# PROBLEM SET:
(a) Using the global warming passage, decide whether each statement agrees with it: (i) the writer found more than four thousand blogs under the environmental blogs category; (ii) there are exactly a dozen environmental organizations; (iii) the writer is among the scientists. Answer yes or no for each and quote the deciding words.
(b) List every group named in the global warming passage's sentence that begins "There are the heroes".
(c) According to the global warming passage, what does global warming feel like?

Global warming feels like a monster without a head.
A monster with a life of its own.
A monster so big that it can never be grasped in its totality.
My Cartesian mind does not like it.
It wants a clearly defined problem with some definite answers.
Instead, it finds opinions, arguments, and a myriad of answers to even the simplest questions.
There are literally hundreds of environmental organizations, each with their own version of the "Inconvenient Truth".
In the blogosphere, I found more than four thousand blogs under the environmental blogs category.
There are the heroes like No Impact Man, the business bloggers looking to clean tech as the next gold rush, the scientists spilling out their truths, the green mommies exchanging their latest green tips, the political activists lobbying for their favorite candidate .
.
.
the list is endless.
And then there are all the folks in the middle, the Green Wannabes like me, trying to make sense of that cacophony.

(Stored dataset items)
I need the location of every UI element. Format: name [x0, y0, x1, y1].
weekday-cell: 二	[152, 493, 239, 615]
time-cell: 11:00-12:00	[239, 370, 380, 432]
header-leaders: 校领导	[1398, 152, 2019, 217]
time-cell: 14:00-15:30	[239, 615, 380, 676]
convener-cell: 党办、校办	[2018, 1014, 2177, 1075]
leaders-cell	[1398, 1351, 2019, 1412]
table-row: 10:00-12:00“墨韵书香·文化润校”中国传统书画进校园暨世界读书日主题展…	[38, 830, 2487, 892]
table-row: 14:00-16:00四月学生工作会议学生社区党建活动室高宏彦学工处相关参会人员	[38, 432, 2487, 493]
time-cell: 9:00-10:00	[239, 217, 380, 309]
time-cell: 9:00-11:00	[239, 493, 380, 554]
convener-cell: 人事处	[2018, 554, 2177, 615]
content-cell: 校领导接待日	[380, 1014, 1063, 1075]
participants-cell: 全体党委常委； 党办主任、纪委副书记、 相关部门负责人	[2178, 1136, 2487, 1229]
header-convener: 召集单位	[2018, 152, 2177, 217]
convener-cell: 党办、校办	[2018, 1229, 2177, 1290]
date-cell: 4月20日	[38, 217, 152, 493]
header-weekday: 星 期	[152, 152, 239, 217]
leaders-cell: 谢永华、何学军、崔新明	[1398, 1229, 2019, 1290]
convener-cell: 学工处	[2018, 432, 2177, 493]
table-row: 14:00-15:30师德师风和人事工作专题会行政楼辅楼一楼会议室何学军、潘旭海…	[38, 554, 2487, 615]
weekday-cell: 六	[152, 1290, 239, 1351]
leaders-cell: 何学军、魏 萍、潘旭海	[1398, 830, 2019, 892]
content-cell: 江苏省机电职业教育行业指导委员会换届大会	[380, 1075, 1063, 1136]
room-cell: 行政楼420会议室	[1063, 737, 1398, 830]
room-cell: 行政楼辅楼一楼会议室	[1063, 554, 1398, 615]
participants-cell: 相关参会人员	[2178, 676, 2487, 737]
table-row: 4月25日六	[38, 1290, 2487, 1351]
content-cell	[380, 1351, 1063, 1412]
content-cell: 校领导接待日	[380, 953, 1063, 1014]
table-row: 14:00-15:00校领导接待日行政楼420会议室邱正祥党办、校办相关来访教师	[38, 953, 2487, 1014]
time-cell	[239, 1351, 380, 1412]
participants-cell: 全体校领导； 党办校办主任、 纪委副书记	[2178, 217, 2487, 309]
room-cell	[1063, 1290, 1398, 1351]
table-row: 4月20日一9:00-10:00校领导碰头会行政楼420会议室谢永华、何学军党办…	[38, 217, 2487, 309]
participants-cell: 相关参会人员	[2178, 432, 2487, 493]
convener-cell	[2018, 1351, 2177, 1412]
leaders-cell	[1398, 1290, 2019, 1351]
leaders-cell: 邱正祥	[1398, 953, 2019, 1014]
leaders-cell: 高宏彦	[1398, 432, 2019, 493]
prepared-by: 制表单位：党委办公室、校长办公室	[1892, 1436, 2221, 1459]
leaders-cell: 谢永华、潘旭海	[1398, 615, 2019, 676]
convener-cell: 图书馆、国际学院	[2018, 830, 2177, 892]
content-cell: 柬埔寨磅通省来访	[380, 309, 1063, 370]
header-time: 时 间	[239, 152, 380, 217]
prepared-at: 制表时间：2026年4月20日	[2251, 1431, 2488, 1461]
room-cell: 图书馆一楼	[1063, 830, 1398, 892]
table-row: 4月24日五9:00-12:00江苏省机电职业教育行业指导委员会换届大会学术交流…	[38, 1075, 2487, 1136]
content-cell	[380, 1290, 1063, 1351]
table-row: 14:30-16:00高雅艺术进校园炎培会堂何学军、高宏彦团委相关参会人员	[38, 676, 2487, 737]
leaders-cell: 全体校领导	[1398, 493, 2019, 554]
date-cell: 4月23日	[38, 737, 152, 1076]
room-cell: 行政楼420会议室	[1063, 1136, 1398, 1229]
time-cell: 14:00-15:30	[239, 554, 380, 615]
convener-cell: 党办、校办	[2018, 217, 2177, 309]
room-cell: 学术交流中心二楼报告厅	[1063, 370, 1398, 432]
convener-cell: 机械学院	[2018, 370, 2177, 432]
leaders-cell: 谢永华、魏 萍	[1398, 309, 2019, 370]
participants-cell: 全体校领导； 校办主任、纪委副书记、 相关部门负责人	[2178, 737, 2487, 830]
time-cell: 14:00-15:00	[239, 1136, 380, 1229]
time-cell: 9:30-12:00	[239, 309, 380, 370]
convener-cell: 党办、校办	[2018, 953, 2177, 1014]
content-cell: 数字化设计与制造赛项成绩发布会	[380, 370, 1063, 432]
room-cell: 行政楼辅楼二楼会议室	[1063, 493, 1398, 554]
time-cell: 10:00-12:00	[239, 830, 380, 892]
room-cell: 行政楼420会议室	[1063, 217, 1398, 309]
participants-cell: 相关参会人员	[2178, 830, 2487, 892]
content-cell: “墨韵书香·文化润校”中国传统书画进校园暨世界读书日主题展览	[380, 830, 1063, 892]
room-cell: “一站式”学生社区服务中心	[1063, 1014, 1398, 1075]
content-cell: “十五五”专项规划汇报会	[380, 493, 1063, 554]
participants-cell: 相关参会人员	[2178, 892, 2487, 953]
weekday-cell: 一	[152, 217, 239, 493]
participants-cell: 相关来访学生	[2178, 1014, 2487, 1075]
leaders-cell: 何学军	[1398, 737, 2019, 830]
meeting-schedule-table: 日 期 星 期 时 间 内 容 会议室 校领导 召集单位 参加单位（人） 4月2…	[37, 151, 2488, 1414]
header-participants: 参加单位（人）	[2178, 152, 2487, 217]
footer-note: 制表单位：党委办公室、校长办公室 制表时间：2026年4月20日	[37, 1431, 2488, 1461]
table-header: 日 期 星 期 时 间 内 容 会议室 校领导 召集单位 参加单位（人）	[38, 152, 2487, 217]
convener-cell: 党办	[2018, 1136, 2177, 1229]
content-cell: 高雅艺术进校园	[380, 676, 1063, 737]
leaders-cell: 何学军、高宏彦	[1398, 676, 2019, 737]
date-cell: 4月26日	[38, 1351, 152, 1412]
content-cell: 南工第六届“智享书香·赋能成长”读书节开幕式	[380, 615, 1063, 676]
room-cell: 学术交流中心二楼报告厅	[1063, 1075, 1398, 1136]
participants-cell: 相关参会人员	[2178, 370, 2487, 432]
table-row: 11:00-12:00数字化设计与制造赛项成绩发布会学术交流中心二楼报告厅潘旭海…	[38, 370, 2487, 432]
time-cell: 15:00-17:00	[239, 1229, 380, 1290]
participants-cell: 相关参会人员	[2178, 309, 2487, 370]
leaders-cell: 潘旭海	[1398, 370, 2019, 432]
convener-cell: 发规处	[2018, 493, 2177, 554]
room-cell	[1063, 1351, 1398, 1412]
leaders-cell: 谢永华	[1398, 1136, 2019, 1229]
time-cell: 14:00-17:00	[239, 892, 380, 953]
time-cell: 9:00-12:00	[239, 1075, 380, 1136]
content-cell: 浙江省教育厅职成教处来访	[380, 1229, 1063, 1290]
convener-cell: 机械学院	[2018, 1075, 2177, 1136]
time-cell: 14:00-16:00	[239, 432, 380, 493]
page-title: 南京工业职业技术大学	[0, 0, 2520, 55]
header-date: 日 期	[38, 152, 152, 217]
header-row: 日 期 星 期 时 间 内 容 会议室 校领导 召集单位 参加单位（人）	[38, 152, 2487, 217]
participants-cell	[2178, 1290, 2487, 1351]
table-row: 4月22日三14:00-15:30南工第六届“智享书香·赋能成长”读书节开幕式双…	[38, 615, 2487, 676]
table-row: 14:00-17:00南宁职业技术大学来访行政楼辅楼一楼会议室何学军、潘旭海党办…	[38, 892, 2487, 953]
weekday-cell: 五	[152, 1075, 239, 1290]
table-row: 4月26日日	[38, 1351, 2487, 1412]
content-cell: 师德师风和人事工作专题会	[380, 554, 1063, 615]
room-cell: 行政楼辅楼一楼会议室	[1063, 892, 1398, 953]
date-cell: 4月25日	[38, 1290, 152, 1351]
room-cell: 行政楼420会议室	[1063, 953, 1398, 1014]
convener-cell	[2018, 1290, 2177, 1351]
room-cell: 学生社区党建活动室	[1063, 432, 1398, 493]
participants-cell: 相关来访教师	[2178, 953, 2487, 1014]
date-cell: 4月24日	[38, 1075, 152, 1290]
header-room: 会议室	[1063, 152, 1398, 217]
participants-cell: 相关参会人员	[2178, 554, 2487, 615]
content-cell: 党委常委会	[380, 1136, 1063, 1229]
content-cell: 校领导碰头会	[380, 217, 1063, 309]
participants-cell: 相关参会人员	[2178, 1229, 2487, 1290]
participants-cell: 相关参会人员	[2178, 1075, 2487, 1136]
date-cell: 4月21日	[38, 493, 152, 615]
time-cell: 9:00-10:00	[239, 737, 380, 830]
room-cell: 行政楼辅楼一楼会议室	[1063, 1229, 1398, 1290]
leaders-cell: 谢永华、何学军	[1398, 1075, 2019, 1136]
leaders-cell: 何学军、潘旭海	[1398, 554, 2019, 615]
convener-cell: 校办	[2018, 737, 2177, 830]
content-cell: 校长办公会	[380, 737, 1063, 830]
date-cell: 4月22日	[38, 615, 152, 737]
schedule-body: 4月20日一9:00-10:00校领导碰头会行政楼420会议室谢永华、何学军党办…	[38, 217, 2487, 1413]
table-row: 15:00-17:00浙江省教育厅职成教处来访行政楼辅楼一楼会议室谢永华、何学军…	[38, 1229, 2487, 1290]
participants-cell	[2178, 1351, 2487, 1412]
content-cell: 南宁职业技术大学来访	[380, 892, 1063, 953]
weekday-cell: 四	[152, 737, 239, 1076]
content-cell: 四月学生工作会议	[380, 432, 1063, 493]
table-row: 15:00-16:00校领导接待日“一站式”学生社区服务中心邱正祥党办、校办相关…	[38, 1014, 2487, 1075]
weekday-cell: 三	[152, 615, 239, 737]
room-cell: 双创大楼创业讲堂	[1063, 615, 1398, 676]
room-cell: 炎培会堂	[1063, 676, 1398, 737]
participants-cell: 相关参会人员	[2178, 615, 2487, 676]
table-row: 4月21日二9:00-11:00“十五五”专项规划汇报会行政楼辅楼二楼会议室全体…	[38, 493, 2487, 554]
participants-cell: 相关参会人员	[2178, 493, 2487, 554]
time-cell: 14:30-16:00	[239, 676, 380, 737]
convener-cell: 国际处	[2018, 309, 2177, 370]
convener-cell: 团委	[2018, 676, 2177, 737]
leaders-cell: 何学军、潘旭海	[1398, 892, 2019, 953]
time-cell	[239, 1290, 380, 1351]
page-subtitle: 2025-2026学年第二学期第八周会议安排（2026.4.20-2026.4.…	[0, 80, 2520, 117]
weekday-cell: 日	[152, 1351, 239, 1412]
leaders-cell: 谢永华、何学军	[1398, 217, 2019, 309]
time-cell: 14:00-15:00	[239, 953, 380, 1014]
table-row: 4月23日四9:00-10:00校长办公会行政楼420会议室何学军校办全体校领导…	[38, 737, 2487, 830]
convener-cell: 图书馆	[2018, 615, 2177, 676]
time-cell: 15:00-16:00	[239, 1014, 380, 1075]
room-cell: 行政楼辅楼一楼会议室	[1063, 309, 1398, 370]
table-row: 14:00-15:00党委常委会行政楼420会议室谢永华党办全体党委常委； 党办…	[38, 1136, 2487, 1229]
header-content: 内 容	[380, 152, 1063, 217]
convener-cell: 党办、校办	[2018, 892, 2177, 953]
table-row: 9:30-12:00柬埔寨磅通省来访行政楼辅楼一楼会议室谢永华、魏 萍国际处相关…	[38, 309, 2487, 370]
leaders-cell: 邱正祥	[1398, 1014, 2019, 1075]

# ANSWERS TO THIS EXERCISE:
(a)
(i) Yes: "I found more than four thousand blogs under the environmental blogs category."
(ii) No: "There are literally hundreds of environmental organizations"
(iii) No: "the Green Wannabes like me"

(b)
- the heroes like No Impact Man
- the business bloggers looking to clean tech as the next gold rush
- the scientists spilling out their truths
- the green mommies exchanging their latest green tips
- the political activists lobbying for their favorite candidate

(c) A monster without a head.